### DO THIS
Report how many lines below contain the word "scale". Give only the number.

### GIVEN RECORDS

#####

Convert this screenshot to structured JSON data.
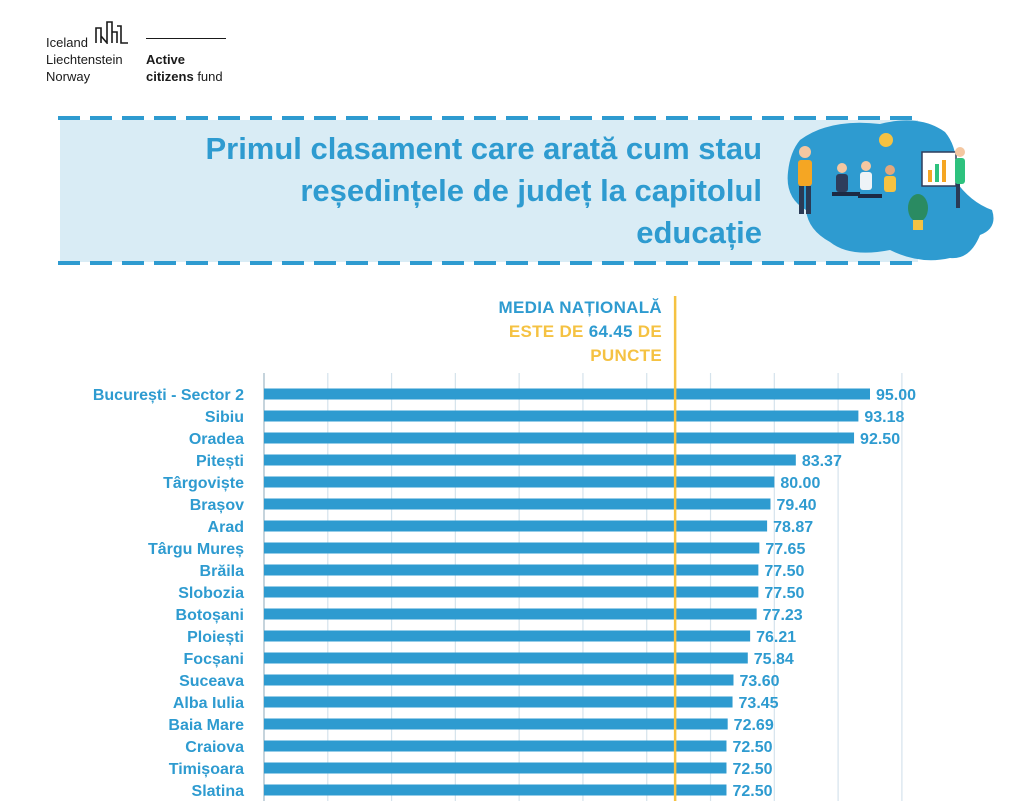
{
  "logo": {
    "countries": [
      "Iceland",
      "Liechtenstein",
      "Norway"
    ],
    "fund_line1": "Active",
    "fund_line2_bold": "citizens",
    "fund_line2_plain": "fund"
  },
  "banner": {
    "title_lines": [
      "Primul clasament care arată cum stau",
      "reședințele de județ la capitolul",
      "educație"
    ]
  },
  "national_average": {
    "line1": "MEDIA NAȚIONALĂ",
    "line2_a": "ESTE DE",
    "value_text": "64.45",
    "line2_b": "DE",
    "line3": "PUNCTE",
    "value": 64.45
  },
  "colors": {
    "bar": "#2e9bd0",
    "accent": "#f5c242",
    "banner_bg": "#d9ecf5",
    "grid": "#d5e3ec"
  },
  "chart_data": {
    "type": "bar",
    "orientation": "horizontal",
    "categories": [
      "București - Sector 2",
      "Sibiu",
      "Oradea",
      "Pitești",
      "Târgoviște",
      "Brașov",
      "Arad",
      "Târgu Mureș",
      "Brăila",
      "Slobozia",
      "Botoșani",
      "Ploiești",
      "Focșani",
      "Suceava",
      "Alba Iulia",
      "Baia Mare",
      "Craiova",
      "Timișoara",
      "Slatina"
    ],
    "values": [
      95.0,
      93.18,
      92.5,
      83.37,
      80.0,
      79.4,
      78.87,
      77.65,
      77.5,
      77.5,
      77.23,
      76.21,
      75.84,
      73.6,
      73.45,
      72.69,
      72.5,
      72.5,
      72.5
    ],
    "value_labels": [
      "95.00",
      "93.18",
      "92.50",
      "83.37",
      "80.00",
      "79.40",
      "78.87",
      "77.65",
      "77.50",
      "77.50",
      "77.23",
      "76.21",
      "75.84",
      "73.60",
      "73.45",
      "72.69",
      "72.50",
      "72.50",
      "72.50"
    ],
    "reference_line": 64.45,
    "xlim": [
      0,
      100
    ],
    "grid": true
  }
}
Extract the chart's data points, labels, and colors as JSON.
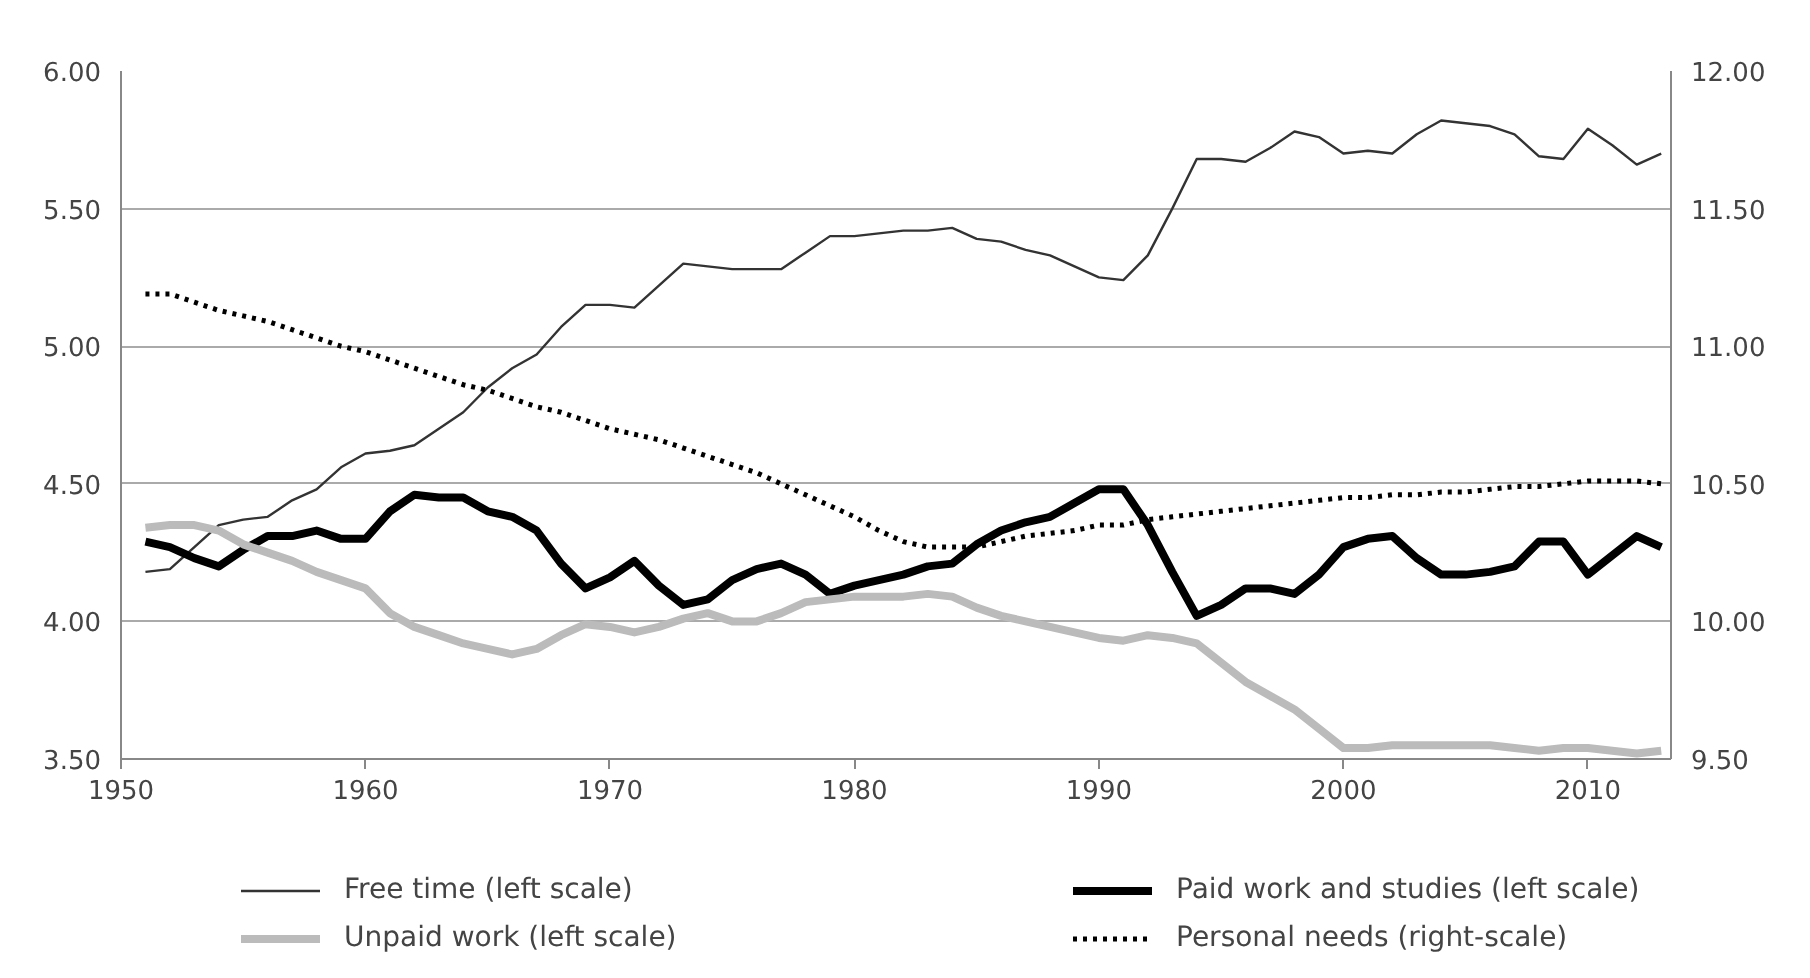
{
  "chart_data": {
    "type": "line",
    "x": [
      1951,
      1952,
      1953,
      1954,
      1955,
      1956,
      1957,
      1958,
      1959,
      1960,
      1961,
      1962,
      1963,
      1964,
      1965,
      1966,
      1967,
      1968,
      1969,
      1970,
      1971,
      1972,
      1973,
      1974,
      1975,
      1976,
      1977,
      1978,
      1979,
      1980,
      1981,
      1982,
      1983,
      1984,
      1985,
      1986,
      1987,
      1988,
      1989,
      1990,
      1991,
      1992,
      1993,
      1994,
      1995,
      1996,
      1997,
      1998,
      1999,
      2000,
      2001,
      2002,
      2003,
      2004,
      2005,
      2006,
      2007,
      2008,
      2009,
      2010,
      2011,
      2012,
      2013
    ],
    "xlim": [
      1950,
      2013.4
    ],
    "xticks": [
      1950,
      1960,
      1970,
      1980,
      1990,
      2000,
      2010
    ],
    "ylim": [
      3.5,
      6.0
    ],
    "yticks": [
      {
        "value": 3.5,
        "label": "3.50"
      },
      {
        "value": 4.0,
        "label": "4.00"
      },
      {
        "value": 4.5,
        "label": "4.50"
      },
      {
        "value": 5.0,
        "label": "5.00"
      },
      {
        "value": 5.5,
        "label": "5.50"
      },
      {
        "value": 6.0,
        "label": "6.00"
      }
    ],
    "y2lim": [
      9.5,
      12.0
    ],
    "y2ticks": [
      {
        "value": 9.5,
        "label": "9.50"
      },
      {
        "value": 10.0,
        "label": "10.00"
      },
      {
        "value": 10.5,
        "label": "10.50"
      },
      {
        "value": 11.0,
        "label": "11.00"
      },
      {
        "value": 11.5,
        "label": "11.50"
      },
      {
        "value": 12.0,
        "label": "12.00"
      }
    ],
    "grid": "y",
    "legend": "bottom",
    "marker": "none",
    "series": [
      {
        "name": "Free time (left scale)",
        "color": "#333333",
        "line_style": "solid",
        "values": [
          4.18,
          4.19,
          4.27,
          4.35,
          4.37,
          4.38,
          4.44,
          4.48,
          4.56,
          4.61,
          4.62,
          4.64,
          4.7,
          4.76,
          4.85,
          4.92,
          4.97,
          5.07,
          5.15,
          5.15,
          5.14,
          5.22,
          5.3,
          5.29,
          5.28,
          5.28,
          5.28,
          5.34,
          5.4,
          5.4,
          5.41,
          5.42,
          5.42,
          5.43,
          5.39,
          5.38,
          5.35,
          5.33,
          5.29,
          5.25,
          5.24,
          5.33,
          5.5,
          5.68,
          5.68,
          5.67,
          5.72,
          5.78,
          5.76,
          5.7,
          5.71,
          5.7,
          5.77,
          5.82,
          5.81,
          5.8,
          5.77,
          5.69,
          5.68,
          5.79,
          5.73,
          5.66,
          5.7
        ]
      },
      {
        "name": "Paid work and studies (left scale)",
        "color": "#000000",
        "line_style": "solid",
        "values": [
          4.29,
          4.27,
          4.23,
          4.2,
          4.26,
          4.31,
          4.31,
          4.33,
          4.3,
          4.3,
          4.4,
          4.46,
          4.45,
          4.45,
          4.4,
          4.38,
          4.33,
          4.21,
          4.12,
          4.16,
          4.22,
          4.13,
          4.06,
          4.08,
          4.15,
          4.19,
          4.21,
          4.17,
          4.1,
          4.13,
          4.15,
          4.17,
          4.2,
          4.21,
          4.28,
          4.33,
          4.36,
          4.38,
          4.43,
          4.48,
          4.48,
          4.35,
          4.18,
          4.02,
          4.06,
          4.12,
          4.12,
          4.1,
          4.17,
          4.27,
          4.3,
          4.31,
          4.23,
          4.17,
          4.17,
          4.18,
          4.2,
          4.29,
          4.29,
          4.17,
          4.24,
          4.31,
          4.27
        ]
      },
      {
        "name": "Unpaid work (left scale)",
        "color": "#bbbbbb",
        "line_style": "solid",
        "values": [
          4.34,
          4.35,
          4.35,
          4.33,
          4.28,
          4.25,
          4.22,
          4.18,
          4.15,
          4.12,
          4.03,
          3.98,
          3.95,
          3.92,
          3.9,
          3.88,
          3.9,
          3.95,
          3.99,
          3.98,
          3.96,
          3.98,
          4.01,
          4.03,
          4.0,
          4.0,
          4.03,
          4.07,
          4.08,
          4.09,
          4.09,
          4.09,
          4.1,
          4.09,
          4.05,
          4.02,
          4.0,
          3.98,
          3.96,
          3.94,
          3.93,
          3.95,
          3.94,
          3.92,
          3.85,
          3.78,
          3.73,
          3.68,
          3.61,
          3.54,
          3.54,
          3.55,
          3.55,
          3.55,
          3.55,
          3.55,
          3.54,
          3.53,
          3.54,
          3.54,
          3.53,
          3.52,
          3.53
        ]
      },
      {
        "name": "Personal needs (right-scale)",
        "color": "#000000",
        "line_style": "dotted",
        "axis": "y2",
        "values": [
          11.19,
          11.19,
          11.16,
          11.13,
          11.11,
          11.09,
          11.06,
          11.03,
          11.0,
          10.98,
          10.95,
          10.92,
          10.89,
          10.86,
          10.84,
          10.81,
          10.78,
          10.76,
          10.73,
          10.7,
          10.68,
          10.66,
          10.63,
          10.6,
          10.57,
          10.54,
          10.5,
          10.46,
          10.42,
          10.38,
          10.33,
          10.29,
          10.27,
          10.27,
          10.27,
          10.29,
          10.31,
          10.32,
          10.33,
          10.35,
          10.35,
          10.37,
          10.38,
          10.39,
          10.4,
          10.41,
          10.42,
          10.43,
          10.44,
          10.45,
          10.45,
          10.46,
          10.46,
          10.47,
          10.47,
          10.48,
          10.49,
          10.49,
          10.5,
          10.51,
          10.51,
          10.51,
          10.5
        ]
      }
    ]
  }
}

#####

### EXERCISE RESULT
4